**Task requirements**:
Reproduce the records word for word, with nothing left out.

::: Supplied records

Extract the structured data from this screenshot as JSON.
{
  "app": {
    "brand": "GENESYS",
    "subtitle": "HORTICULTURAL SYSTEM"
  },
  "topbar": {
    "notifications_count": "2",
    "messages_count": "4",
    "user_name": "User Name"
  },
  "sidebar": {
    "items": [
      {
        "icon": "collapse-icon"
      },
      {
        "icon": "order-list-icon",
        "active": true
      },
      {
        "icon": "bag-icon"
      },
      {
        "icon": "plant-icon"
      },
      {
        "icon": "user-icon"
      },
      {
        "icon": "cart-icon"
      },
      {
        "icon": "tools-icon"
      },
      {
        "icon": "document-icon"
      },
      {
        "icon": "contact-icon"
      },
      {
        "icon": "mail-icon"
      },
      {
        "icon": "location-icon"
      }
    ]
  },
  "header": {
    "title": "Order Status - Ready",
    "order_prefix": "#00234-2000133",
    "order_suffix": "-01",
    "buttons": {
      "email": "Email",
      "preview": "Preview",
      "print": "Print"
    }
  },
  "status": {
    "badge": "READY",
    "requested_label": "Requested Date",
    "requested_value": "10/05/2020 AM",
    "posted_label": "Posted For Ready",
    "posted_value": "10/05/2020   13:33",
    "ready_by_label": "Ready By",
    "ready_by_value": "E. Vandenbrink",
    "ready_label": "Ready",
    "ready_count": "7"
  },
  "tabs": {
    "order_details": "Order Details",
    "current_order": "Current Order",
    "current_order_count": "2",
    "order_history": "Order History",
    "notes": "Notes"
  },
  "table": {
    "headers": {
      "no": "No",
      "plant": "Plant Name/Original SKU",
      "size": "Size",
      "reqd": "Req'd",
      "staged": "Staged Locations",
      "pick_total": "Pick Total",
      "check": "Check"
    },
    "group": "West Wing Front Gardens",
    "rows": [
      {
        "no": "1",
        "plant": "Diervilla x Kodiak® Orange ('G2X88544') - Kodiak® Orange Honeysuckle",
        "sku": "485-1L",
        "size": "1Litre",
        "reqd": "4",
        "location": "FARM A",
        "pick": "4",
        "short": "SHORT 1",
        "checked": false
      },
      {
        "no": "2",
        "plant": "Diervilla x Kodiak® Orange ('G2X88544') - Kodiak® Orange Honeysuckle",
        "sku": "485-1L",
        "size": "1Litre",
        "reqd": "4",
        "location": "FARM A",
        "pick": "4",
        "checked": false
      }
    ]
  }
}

::::::

**Answer to the problem**:
Extract the structured data from this screenshot as JSON.
{
  "app": {
    "brand": "GENESYS",
    "subtitle": "HORTICULTURAL SYSTEM"
  },
  "topbar": {
    "notifications_count": "2",
    "messages_count": "4",
    "user_name": "User Name"
  },
  "sidebar": {
    "items": [
      {
        "icon": "collapse-icon"
      },
      {
        "icon": "order-list-icon",
        "active": true
      },
      {
        "icon": "bag-icon"
      },
      {
        "icon": "plant-icon"
      },
      {
        "icon": "user-icon"
      },
      {
        "icon": "cart-icon"
      },
      {
        "icon": "tools-icon"
      },
      {
        "icon": "document-icon"
      },
      {
        "icon": "contact-icon"
      },
      {
        "icon": "mail-icon"
      },
      {
        "icon": "location-icon"
      }
    ]
  },
  "header": {
    "title": "Order Status - Ready",
    "order_prefix": "#00234-2000133",
    "order_suffix": "-01",
    "buttons": {
      "email": "Email",
      "preview": "Preview",
      "print": "Print"
    }
  },
  "status": {
    "badge": "READY",
    "requested_label": "Requested Date",
    "requested_value": "10/05/2020 AM",
    "posted_label": "Posted For Ready",
    "posted_value": "10/05/2020   13:33",
    "ready_by_label": "Ready By",
    "ready_by_value": "E. Vandenbrink",
    "ready_label": "Ready",
    "ready_count": "7"
  },
  "tabs": {
    "order_details": "Order Details",
    "current_order": "Current Order",
    "current_order_count": "2",
    "order_history": "Order History",
    "notes": "Notes"
  },
  "table": {
    "headers": {
      "no": "No",
      "plant": "Plant Name/Original SKU",
      "size": "Size",
      "reqd": "Req'd",
      "staged": "Staged Locations",
      "pick_total": "Pick Total",
      "check": "Check"
    },
    "group": "West Wing Front Gardens",
    "rows": [
      {
        "no": "1",
        "plant": "Diervilla x Kodiak® Orange ('G2X88544') - Kodiak® Orange Honeysuckle",
        "sku": "485-1L",
        "size": "1Litre",
        "reqd": "4",
        "location": "FARM A",
        "pick": "4",
        "short": "SHORT 1",
        "checked": false
      },
      {
        "no": "2",
        "plant": "Diervilla x Kodiak® Orange ('G2X88544') - Kodiak® Orange Honeysuckle",
        "sku": "485-1L",
        "size": "1Litre",
        "reqd": "4",
        "location": "FARM A",
        "pick": "4",
        "checked": false
      }
    ]
  }
}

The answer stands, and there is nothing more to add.